# Written instruction:
Repeat the whole listing exactly.

— start Input rows —

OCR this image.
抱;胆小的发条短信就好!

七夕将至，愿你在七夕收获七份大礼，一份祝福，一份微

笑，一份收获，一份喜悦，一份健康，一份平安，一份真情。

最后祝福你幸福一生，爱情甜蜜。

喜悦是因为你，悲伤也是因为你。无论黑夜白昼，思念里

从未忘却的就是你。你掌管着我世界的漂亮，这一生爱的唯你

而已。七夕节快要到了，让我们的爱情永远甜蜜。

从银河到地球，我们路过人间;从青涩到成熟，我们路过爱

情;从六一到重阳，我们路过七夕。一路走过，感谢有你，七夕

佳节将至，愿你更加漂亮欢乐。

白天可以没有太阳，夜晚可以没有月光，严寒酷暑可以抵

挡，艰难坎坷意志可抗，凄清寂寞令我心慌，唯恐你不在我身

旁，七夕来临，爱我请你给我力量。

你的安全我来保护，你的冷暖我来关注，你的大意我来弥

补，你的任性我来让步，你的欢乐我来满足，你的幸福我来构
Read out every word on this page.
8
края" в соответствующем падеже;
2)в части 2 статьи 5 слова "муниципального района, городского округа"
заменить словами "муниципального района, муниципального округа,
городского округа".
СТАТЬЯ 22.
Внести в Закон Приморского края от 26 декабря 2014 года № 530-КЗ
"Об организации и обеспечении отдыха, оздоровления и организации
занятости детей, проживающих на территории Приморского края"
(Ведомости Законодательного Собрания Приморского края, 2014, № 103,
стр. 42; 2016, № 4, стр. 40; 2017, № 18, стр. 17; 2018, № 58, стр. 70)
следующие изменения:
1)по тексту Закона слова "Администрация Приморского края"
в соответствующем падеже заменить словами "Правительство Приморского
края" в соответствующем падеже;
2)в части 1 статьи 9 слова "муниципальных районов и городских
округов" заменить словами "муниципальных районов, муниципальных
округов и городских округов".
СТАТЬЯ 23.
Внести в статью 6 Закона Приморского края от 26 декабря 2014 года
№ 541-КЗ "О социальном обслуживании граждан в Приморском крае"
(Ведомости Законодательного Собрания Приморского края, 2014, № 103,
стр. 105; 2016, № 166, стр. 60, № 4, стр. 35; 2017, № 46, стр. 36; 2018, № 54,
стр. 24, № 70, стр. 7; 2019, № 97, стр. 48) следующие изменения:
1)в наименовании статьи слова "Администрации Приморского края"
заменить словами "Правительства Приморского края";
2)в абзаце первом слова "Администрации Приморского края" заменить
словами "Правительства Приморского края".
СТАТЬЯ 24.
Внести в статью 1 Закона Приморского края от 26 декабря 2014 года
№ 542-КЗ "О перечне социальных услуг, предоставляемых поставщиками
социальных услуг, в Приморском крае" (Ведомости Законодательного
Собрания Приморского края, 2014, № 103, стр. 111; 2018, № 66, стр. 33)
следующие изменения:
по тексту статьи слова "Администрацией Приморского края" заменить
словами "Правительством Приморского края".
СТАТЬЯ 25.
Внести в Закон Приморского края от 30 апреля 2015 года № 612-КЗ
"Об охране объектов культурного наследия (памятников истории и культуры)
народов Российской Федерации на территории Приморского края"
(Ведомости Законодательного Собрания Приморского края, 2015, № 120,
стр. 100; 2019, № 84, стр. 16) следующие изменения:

— end Input rows —

# The response:
OCR this image.
抱;胆小的发条短信就好!

七夕将至，愿你在七夕收获七份大礼，一份祝福，一份微

笑，一份收获，一份喜悦，一份健康，一份平安，一份真情。

最后祝福你幸福一生，爱情甜蜜。

喜悦是因为你，悲伤也是因为你。无论黑夜白昼，思念里

从未忘却的就是你。你掌管着我世界的漂亮，这一生爱的唯你

而已。七夕节快要到了，让我们的爱情永远甜蜜。

从银河到地球，我们路过人间;从青涩到成熟，我们路过爱

情;从六一到重阳，我们路过七夕。一路走过，感谢有你，七夕

佳节将至，愿你更加漂亮欢乐。

白天可以没有太阳，夜晚可以没有月光，严寒酷暑可以抵

挡，艰难坎坷意志可抗，凄清寂寞令我心慌，唯恐你不在我身

旁，七夕来临，爱我请你给我力量。

你的安全我来保护，你的冷暖我来关注，你的大意我来弥

补，你的任性我来让步，你的欢乐我来满足，你的幸福我来构
Read out every word on this page.
8
края" в соответствующем падеже;
2)в части 2 статьи 5 слова "муниципального района, городского округа"
заменить словами "муниципального района, муниципального округа,
городского округа".
СТАТЬЯ 22.
Внести в Закон Приморского края от 26 декабря 2014 года № 530-КЗ
"Об организации и обеспечении отдыха, оздоровления и организации
занятости детей, проживающих на территории Приморского края"
(Ведомости Законодательного Собрания Приморского края, 2014, № 103,
стр. 42; 2016, № 4, стр. 40; 2017, № 18, стр. 17; 2018, № 58, стр. 70)
следующие изменения:
1)по тексту Закона слова "Администрация Приморского края"
в соответствующем падеже заменить словами "Правительство Приморского
края" в соответствующем падеже;
2)в части 1 статьи 9 слова "муниципальных районов и городских
округов" заменить словами "муниципальных районов, муниципальных
округов и городских округов".
СТАТЬЯ 23.
Внести в статью 6 Закона Приморского края от 26 декабря 2014 года
№ 541-КЗ "О социальном обслуживании граждан в Приморском крае"
(Ведомости Законодательного Собрания Приморского края, 2014, № 103,
стр. 105; 2016, № 166, стр. 60, № 4, стр. 35; 2017, № 46, стр. 36; 2018, № 54,
стр. 24, № 70, стр. 7; 2019, № 97, стр. 48) следующие изменения:
1)в наименовании статьи слова "Администрации Приморского края"
заменить словами "Правительства Приморского края";
2)в абзаце первом слова "Администрации Приморского края" заменить
словами "Правительства Приморского края".
СТАТЬЯ 24.
Внести в статью 1 Закона Приморского края от 26 декабря 2014 года
№ 542-КЗ "О перечне социальных услуг, предоставляемых поставщиками
социальных услуг, в Приморском крае" (Ведомости Законодательного
Собрания Приморского края, 2014, № 103, стр. 111; 2018, № 66, стр. 33)
следующие изменения:
по тексту статьи слова "Администрацией Приморского края" заменить
словами "Правительством Приморского края".
СТАТЬЯ 25.
Внести в Закон Приморского края от 30 апреля 2015 года № 612-КЗ
"Об охране объектов культурного наследия (памятников истории и культуры)
народов Российской Федерации на территории Приморского края"
(Ведомости Законодательного Собрания Приморского края, 2015, № 120,
стр. 100; 2019, № 84, стр. 16) следующие изменения:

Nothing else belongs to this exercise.